(Dataset records)
▬▬▬▬▬▬▬▬▬▬

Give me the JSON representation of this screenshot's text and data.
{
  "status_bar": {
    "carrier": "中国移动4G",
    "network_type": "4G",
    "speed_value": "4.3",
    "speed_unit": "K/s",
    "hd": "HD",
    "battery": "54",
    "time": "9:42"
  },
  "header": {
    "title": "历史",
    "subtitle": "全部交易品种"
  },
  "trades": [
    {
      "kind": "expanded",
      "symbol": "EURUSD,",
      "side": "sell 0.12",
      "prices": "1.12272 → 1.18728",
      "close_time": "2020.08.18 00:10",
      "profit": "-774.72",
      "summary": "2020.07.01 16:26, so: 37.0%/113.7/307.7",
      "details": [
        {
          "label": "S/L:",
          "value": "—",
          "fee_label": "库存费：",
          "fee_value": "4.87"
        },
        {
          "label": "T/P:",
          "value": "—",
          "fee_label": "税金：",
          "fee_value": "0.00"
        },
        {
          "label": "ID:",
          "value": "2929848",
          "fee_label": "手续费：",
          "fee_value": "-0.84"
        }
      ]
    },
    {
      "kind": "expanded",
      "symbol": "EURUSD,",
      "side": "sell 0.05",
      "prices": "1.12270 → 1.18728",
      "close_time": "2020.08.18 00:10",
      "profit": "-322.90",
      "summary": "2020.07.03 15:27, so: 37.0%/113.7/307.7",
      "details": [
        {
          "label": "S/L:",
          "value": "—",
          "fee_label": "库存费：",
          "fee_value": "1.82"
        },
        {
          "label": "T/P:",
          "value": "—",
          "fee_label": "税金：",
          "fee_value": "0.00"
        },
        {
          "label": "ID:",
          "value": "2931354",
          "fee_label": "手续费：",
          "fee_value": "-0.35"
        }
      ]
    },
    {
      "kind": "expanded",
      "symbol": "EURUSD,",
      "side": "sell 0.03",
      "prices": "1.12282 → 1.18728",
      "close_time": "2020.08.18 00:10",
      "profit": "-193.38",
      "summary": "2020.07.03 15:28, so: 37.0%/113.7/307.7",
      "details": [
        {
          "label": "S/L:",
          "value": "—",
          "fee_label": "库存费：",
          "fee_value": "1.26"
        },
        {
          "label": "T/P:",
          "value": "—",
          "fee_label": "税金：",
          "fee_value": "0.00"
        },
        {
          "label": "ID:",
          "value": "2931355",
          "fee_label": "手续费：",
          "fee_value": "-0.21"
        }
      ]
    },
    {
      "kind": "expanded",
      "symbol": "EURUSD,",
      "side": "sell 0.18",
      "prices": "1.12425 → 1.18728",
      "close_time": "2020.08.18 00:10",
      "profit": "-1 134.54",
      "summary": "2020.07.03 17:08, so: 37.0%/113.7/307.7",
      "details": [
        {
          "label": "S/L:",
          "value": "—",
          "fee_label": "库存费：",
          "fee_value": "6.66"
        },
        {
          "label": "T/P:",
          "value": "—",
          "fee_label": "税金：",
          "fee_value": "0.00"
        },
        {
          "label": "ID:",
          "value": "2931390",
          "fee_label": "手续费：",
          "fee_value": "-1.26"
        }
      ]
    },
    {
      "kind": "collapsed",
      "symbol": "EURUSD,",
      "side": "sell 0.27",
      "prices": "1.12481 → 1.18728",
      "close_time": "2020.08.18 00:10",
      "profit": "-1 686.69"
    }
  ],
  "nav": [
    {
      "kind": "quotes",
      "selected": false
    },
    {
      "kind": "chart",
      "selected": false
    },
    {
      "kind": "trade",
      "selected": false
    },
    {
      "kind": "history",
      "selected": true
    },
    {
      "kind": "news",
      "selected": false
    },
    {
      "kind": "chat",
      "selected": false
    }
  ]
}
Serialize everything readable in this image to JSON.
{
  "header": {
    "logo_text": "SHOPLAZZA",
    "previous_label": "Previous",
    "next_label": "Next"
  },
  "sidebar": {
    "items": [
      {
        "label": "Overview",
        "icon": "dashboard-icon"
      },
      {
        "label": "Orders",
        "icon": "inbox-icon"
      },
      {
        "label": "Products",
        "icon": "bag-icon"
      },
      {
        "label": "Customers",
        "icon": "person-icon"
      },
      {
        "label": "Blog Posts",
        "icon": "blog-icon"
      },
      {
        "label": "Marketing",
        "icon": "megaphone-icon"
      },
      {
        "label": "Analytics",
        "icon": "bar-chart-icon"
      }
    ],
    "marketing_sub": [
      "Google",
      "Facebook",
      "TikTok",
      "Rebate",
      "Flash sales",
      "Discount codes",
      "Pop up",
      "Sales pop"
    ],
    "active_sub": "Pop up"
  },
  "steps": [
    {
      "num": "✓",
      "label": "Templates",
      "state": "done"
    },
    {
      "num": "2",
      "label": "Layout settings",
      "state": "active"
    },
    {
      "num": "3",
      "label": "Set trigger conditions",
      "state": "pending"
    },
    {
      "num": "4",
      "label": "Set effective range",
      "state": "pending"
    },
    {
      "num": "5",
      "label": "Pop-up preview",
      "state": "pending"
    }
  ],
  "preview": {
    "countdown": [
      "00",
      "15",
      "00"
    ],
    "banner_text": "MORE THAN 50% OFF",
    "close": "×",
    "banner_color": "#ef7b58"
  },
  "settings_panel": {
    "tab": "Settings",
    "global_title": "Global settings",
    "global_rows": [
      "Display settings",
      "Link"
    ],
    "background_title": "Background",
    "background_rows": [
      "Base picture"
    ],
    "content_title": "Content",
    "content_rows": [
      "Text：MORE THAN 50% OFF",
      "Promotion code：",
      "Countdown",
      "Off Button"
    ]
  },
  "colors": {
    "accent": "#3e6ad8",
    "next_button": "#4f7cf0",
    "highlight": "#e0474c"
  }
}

▬▬▬▬▬▬▬▬▬▬

*What you should do*
Look for the word "JSON" in every line of the listing and copy the lines that have it.

*Output*
Give me the JSON representation of this screenshot's text and data.
Serialize everything readable in this image to JSON.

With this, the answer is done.